» Task statement:
Every line of the material below should be repeated exactly.

» Exercise data:
■ ■ ■ ■

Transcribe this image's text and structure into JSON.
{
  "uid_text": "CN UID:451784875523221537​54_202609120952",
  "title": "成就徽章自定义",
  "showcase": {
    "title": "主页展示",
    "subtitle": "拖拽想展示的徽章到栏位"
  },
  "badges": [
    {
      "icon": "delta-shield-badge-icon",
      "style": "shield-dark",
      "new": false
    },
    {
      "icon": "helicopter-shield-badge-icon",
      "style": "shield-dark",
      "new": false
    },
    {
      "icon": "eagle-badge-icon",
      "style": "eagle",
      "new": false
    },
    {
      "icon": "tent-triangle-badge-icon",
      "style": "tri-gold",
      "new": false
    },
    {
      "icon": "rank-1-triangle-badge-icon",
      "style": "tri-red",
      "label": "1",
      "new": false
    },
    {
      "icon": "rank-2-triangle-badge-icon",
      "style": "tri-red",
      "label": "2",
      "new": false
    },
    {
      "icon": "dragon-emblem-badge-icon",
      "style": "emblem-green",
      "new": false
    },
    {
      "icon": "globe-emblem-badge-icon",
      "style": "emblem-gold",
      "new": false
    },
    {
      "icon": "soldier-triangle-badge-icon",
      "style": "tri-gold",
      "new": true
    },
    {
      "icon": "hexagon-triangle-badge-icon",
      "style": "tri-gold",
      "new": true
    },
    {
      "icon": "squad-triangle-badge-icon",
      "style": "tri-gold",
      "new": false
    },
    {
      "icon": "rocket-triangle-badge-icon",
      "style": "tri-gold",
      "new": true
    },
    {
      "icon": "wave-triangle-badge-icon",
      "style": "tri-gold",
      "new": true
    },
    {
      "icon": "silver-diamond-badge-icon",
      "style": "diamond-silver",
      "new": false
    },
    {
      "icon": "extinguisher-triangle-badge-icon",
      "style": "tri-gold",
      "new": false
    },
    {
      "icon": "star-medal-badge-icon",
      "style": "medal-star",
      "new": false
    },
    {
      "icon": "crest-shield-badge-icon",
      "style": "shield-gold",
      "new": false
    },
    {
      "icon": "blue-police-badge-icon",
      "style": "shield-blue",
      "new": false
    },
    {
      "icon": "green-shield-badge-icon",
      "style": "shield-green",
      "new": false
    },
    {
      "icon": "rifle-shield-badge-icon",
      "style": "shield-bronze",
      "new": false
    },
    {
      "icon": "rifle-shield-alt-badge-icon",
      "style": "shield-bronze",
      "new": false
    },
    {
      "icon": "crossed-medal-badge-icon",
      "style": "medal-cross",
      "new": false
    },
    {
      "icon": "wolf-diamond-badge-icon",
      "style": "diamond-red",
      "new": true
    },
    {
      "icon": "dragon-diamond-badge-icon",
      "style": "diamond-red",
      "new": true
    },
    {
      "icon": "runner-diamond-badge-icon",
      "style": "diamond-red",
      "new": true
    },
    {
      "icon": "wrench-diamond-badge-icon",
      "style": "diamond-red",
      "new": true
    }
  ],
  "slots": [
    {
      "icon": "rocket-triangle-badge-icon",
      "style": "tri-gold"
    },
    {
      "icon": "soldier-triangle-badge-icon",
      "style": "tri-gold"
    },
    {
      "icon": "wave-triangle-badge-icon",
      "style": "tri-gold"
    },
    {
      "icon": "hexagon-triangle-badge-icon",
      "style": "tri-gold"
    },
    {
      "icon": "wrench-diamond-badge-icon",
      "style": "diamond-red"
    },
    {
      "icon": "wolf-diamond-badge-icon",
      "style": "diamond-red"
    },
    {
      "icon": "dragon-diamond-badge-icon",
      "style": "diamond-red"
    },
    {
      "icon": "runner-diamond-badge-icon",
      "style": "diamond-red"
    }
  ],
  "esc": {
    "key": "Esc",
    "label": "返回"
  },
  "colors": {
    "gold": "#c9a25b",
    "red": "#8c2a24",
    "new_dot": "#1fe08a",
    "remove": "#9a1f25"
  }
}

■ ■ ■ ■

» Task result:
Transcribe this image's text and structure into JSON.
{
  "uid_text": "CN UID:451784875523221537​54_202609120952",
  "title": "成就徽章自定义",
  "showcase": {
    "title": "主页展示",
    "subtitle": "拖拽想展示的徽章到栏位"
  },
  "badges": [
    {
      "icon": "delta-shield-badge-icon",
      "style": "shield-dark",
      "new": false
    },
    {
      "icon": "helicopter-shield-badge-icon",
      "style": "shield-dark",
      "new": false
    },
    {
      "icon": "eagle-badge-icon",
      "style": "eagle",
      "new": false
    },
    {
      "icon": "tent-triangle-badge-icon",
      "style": "tri-gold",
      "new": false
    },
    {
      "icon": "rank-1-triangle-badge-icon",
      "style": "tri-red",
      "label": "1",
      "new": false
    },
    {
      "icon": "rank-2-triangle-badge-icon",
      "style": "tri-red",
      "label": "2",
      "new": false
    },
    {
      "icon": "dragon-emblem-badge-icon",
      "style": "emblem-green",
      "new": false
    },
    {
      "icon": "globe-emblem-badge-icon",
      "style": "emblem-gold",
      "new": false
    },
    {
      "icon": "soldier-triangle-badge-icon",
      "style": "tri-gold",
      "new": true
    },
    {
      "icon": "hexagon-triangle-badge-icon",
      "style": "tri-gold",
      "new": true
    },
    {
      "icon": "squad-triangle-badge-icon",
      "style": "tri-gold",
      "new": false
    },
    {
      "icon": "rocket-triangle-badge-icon",
      "style": "tri-gold",
      "new": true
    },
    {
      "icon": "wave-triangle-badge-icon",
      "style": "tri-gold",
      "new": true
    },
    {
      "icon": "silver-diamond-badge-icon",
      "style": "diamond-silver",
      "new": false
    },
    {
      "icon": "extinguisher-triangle-badge-icon",
      "style": "tri-gold",
      "new": false
    },
    {
      "icon": "star-medal-badge-icon",
      "style": "medal-star",
      "new": false
    },
    {
      "icon": "crest-shield-badge-icon",
      "style": "shield-gold",
      "new": false
    },
    {
      "icon": "blue-police-badge-icon",
      "style": "shield-blue",
      "new": false
    },
    {
      "icon": "green-shield-badge-icon",
      "style": "shield-green",
      "new": false
    },
    {
      "icon": "rifle-shield-badge-icon",
      "style": "shield-bronze",
      "new": false
    },
    {
      "icon": "rifle-shield-alt-badge-icon",
      "style": "shield-bronze",
      "new": false
    },
    {
      "icon": "crossed-medal-badge-icon",
      "style": "medal-cross",
      "new": false
    },
    {
      "icon": "wolf-diamond-badge-icon",
      "style": "diamond-red",
      "new": true
    },
    {
      "icon": "dragon-diamond-badge-icon",
      "style": "diamond-red",
      "new": true
    },
    {
      "icon": "runner-diamond-badge-icon",
      "style": "diamond-red",
      "new": true
    },
    {
      "icon": "wrench-diamond-badge-icon",
      "style": "diamond-red",
      "new": true
    }
  ],
  "slots": [
    {
      "icon": "rocket-triangle-badge-icon",
      "style": "tri-gold"
    },
    {
      "icon": "soldier-triangle-badge-icon",
      "style": "tri-gold"
    },
    {
      "icon": "wave-triangle-badge-icon",
      "style": "tri-gold"
    },
    {
      "icon": "hexagon-triangle-badge-icon",
      "style": "tri-gold"
    },
    {
      "icon": "wrench-diamond-badge-icon",
      "style": "diamond-red"
    },
    {
      "icon": "wolf-diamond-badge-icon",
      "style": "diamond-red"
    },
    {
      "icon": "dragon-diamond-badge-icon",
      "style": "diamond-red"
    },
    {
      "icon": "runner-diamond-badge-icon",
      "style": "diamond-red"
    }
  ],
  "esc": {
    "key": "Esc",
    "label": "返回"
  },
  "colors": {
    "gold": "#c9a25b",
    "red": "#8c2a24",
    "new_dot": "#1fe08a",
    "remove": "#9a1f25"
  }
}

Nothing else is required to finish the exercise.